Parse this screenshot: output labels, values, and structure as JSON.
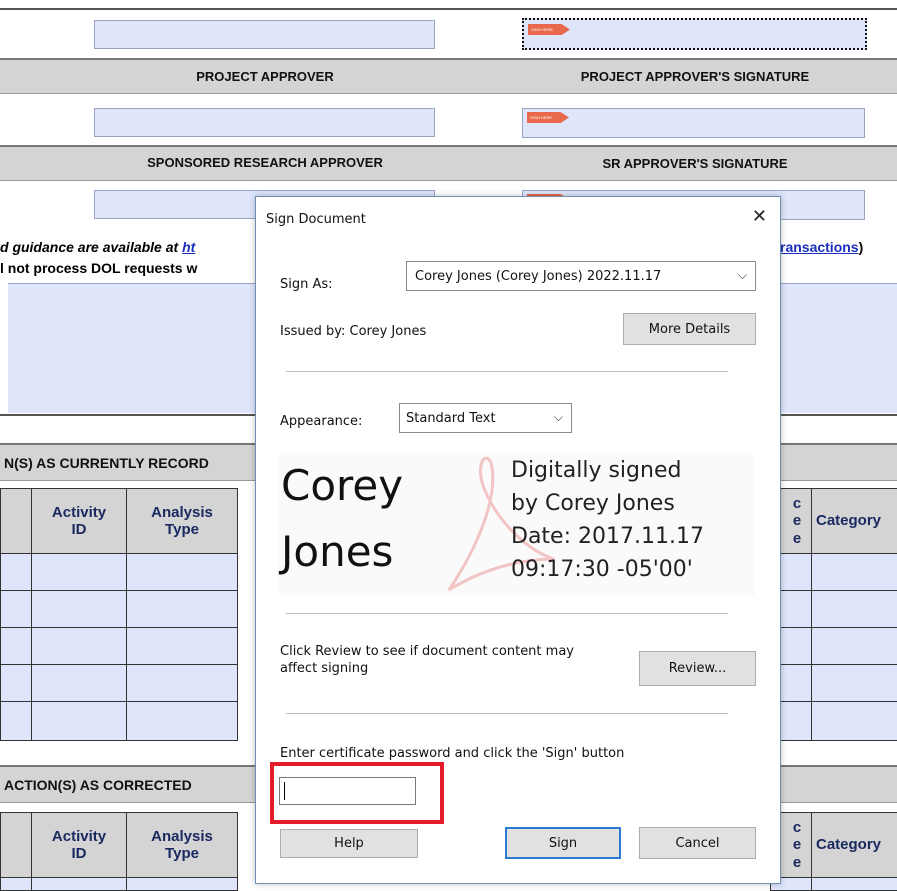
{
  "form": {
    "project_approver": "PROJECT APPROVER",
    "project_approver_signature": "PROJECT APPROVER'S SIGNATURE",
    "sr_approver": "SPONSORED RESEARCH APPROVER",
    "sr_approver_signature": "SR APPROVER'S SIGNATURE",
    "sign_tag": "SIGN HERE",
    "guidance_prefix": "d guidance are available at ",
    "guidance_link_start": "ht",
    "guidance_link_end": "ransactions",
    "guidance_suffix": ")",
    "dol_note": "l not process DOL requests w",
    "section_current": "N(S) AS CURRENTLY RECORD",
    "section_corrected": "ACTION(S) AS CORRECTED",
    "col_activity": "Activity ID",
    "col_analysis": "Analysis Type",
    "col_partial": "ce e",
    "col_category": "Category"
  },
  "dialog": {
    "title": "Sign Document",
    "close_glyph": "✕",
    "sign_as_label": "Sign As:",
    "sign_as_value": "Corey Jones (Corey Jones) 2022.11.17",
    "issued_by": "Issued by: Corey Jones",
    "more_details": "More Details",
    "appearance_label": "Appearance:",
    "appearance_value": "Standard Text",
    "preview_first": "Corey",
    "preview_last": "Jones",
    "preview_line1": "Digitally signed",
    "preview_line2": "by Corey Jones",
    "preview_line3": "Date: 2017.11.17",
    "preview_line4": "09:17:30 -05'00'",
    "review_text": "Click Review to see if document content may affect signing",
    "review_button": "Review...",
    "password_prompt": "Enter certificate password and click the 'Sign' button",
    "password_value": "",
    "help_button": "Help",
    "sign_button": "Sign",
    "cancel_button": "Cancel",
    "chevron_glyph": "⌵"
  },
  "colors": {
    "field_fill": "#dfe5fb",
    "header_band": "#d4d4d4",
    "highlight": "#e31b2a",
    "primary_border": "#2a7bd4"
  }
}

◇ ◇ ◇ ◇ ◇

__Work to be completed__
Make a word-for-word copy of the entries, without any pictures.

__Reply__
Parse this screenshot: output labels, values, and structure as JSON.
{
  "form": {
    "project_approver": "PROJECT APPROVER",
    "project_approver_signature": "PROJECT APPROVER'S SIGNATURE",
    "sr_approver": "SPONSORED RESEARCH APPROVER",
    "sr_approver_signature": "SR APPROVER'S SIGNATURE",
    "sign_tag": "SIGN HERE",
    "guidance_prefix": "d guidance are available at ",
    "guidance_link_start": "ht",
    "guidance_link_end": "ransactions",
    "guidance_suffix": ")",
    "dol_note": "l not process DOL requests w",
    "section_current": "N(S) AS CURRENTLY RECORD",
    "section_corrected": "ACTION(S) AS CORRECTED",
    "col_activity": "Activity ID",
    "col_analysis": "Analysis Type",
    "col_partial": "ce e",
    "col_category": "Category"
  },
  "dialog": {
    "title": "Sign Document",
    "close_glyph": "✕",
    "sign_as_label": "Sign As:",
    "sign_as_value": "Corey Jones (Corey Jones) 2022.11.17",
    "issued_by": "Issued by: Corey Jones",
    "more_details": "More Details",
    "appearance_label": "Appearance:",
    "appearance_value": "Standard Text",
    "preview_first": "Corey",
    "preview_last": "Jones",
    "preview_line1": "Digitally signed",
    "preview_line2": "by Corey Jones",
    "preview_line3": "Date: 2017.11.17",
    "preview_line4": "09:17:30 -05'00'",
    "review_text": "Click Review to see if document content may affect signing",
    "review_button": "Review...",
    "password_prompt": "Enter certificate password and click the 'Sign' button",
    "password_value": "",
    "help_button": "Help",
    "sign_button": "Sign",
    "cancel_button": "Cancel",
    "chevron_glyph": "⌵"
  },
  "colors": {
    "field_fill": "#dfe5fb",
    "header_band": "#d4d4d4",
    "highlight": "#e31b2a",
    "primary_border": "#2a7bd4"
  }
}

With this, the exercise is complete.